— BEGIN —

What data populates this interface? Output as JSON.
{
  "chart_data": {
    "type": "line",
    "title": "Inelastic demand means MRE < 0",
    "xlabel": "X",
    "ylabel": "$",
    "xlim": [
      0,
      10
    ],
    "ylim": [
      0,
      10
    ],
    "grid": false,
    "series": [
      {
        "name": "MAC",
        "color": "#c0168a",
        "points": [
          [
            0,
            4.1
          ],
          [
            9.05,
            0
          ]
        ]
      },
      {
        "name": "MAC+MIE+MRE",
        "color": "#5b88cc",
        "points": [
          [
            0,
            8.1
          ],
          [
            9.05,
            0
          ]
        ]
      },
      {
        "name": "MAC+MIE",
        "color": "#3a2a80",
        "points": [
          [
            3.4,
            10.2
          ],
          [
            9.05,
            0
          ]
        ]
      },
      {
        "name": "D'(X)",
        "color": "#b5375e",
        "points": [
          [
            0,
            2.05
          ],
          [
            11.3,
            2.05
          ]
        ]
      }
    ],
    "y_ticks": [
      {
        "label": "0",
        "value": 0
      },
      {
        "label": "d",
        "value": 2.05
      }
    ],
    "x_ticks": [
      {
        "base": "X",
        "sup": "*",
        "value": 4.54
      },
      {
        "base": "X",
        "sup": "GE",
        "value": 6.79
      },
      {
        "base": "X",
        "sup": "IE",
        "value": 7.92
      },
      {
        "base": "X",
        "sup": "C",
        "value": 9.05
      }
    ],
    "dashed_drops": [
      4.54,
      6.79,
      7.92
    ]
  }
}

— END —

• [Problem to solve]: From the data, list each line in which the string "value" appears.

• [Full response]:
        "value": 0
        "value": 2.05
        "value": 4.54
        "value": 6.79
        "value": 7.92
        "value": 9.05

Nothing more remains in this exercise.